(Source data)
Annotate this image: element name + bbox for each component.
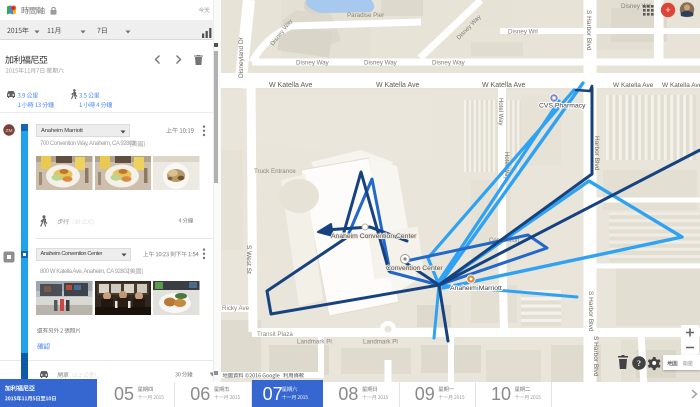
svg-text:S Harbor Blvd: S Harbor Blvd	[587, 291, 594, 332]
svg-text:ZM: ZM	[6, 128, 13, 134]
svg-text:W Katella Ave: W Katella Ave	[613, 82, 654, 89]
svg-text:Disney Wrl: Disney Wrl	[508, 29, 538, 36]
svg-text:Transit Plaza: Transit Plaza	[257, 331, 293, 338]
svg-text:Hotel Way: Hotel Way	[497, 98, 503, 125]
svg-text:Truck Entrance: Truck Entrance	[254, 168, 296, 175]
svg-text:W Katella Ave: W Katella Ave	[269, 82, 313, 89]
svg-text:Disney Way: Disney Way	[432, 60, 466, 67]
svg-text:S West St: S West St	[245, 245, 252, 274]
svg-text:Paradise Pier: Paradise Pier	[347, 12, 384, 19]
svg-text:Anaheim Marriott: Anaheim Marriott	[450, 285, 502, 292]
svg-text:Disney Way: Disney Way	[296, 60, 330, 67]
svg-text:Landmark Pl: Landmark Pl	[297, 339, 332, 346]
svg-text:CVS Pharmacy: CVS Pharmacy	[539, 103, 586, 110]
svg-text:S Harbor Blvd: S Harbor Blvd	[592, 336, 599, 377]
svg-text:S Harbor Blvd: S Harbor Blvd	[585, 10, 592, 51]
svg-text:Disney Way: Disney Way	[364, 60, 398, 67]
svg-text:Disneyland Dr: Disneyland Dr	[238, 36, 245, 78]
svg-text:Harbor Blvd: Harbor Blvd	[593, 136, 600, 171]
svg-text:Ricky Ave: Ricky Ave	[222, 305, 250, 312]
svg-text:W Katella Ave: W Katella Ave	[376, 82, 420, 89]
svg-text:?: ?	[637, 359, 641, 368]
svg-text:Anaheim Convention Center: Anaheim Convention Center	[331, 233, 417, 240]
svg-text:+: +	[665, 5, 670, 15]
svg-text:Landmark Pl: Landmark Pl	[363, 339, 398, 346]
svg-text:Convention Center: Convention Center	[386, 265, 443, 272]
svg-text:W Katella Ave: W Katella Ave	[482, 82, 526, 89]
svg-text:W Katella Ave: W Katella Ave	[662, 82, 700, 89]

> _WHAT YOU WILL DO_
Copy every line of the material above word for word, omitting the picture.

> _OUTPUT OF THE TASK_
Annotate this image: element name + bbox for each component.
svg-text:S Harbor Blvd: S Harbor Blvd	[587, 291, 594, 332]
svg-text:ZM: ZM	[6, 128, 13, 134]
svg-text:W Katella Ave: W Katella Ave	[613, 82, 654, 89]
svg-text:Disney Wrl: Disney Wrl	[508, 29, 538, 36]
svg-text:Transit Plaza: Transit Plaza	[257, 331, 293, 338]
svg-text:Hotel Way: Hotel Way	[497, 98, 503, 125]
svg-text:Truck Entrance: Truck Entrance	[254, 168, 296, 175]
svg-text:W Katella Ave: W Katella Ave	[269, 82, 313, 89]
svg-text:Disney Way: Disney Way	[432, 60, 466, 67]
svg-text:S West St: S West St	[245, 245, 252, 274]
svg-text:Paradise Pier: Paradise Pier	[347, 12, 384, 19]
svg-text:Anaheim Marriott: Anaheim Marriott	[450, 285, 502, 292]
svg-text:Disney Way: Disney Way	[296, 60, 330, 67]
svg-text:Landmark Pl: Landmark Pl	[297, 339, 332, 346]
svg-text:CVS Pharmacy: CVS Pharmacy	[539, 103, 586, 110]
svg-text:S Harbor Blvd: S Harbor Blvd	[592, 336, 599, 377]
svg-text:S Harbor Blvd: S Harbor Blvd	[585, 10, 592, 51]
svg-text:Disney Way: Disney Way	[364, 60, 398, 67]
svg-text:Disneyland Dr: Disneyland Dr	[238, 36, 245, 78]
svg-text:Harbor Blvd: Harbor Blvd	[593, 136, 600, 171]
svg-text:Ricky Ave: Ricky Ave	[222, 305, 250, 312]
svg-text:W Katella Ave: W Katella Ave	[376, 82, 420, 89]
svg-text:?: ?	[637, 359, 641, 368]
svg-text:Anaheim Convention Center: Anaheim Convention Center	[331, 233, 417, 240]
svg-text:+: +	[665, 5, 670, 15]
svg-text:Landmark Pl: Landmark Pl	[363, 339, 398, 346]
svg-text:Convention Center: Convention Center	[386, 265, 443, 272]
svg-text:W Katella Ave: W Katella Ave	[482, 82, 526, 89]
svg-text:W Katella Ave: W Katella Ave	[662, 82, 700, 89]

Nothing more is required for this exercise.